Return the count of lines that hold the string "noise", with no other words.

→ Exercise data
++++++++++++++++++++
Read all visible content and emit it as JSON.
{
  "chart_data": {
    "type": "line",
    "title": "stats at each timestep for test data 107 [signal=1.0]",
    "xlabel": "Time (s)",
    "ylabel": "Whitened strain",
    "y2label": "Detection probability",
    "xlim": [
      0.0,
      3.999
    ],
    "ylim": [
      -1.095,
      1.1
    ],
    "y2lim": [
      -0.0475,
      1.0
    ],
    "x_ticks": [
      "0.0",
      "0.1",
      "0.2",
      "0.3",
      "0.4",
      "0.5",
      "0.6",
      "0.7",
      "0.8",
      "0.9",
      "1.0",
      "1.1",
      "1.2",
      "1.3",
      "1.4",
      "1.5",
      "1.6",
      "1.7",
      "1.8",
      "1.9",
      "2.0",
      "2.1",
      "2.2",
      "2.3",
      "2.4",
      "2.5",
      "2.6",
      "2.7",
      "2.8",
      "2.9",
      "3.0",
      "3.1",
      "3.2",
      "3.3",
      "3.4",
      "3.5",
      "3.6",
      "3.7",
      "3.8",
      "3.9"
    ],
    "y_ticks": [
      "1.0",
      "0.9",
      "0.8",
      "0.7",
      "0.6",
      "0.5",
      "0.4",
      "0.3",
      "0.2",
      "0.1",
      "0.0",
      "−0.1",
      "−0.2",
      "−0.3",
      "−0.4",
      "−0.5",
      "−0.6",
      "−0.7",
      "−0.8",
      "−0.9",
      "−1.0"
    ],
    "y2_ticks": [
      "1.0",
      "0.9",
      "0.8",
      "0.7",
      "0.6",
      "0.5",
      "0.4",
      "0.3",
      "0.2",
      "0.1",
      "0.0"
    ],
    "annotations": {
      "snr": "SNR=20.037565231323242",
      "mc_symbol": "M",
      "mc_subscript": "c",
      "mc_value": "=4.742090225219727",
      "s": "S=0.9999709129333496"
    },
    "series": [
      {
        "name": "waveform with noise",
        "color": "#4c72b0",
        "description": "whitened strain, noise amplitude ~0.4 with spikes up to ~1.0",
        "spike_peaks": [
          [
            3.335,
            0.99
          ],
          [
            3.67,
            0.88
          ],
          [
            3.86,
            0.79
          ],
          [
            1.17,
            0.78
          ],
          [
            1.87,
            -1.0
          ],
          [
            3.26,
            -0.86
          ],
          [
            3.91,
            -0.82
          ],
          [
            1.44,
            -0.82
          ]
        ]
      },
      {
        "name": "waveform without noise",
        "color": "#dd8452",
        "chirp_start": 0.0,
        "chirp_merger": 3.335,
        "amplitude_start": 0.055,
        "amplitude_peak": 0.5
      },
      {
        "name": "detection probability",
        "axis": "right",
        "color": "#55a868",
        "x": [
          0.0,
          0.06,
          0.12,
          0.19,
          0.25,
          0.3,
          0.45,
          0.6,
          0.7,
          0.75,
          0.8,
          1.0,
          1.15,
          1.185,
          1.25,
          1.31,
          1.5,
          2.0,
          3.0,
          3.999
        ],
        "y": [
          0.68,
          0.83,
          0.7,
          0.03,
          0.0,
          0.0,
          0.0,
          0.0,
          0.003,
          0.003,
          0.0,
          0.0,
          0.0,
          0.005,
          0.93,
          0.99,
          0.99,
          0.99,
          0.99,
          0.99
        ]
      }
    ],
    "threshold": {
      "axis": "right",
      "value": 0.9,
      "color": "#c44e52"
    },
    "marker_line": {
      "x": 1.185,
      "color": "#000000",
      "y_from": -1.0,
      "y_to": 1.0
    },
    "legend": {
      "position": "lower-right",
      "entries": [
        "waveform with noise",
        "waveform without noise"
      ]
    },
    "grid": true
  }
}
++++++++++++++++++++
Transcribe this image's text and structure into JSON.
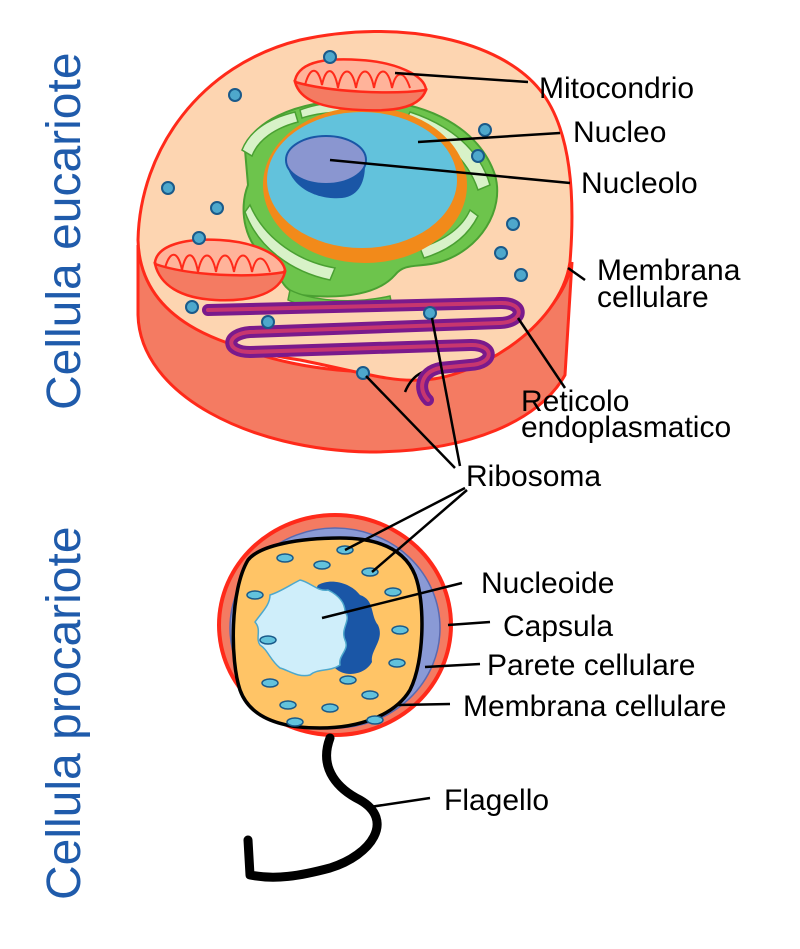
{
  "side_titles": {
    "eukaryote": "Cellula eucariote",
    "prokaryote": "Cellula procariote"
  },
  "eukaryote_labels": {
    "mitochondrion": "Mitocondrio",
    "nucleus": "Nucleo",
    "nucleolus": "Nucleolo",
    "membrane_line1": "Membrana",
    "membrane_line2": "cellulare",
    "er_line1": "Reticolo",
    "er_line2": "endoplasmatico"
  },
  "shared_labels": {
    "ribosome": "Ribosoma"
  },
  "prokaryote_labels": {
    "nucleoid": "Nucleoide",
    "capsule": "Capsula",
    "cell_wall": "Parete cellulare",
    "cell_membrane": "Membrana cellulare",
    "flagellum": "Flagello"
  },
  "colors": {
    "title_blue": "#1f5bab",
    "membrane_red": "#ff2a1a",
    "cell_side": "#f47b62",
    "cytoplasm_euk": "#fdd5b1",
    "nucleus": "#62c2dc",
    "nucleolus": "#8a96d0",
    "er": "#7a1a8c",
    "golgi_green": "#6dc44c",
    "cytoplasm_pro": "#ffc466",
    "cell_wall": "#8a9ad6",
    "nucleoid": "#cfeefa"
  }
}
++++++++++++++++++++
→ Written solution
5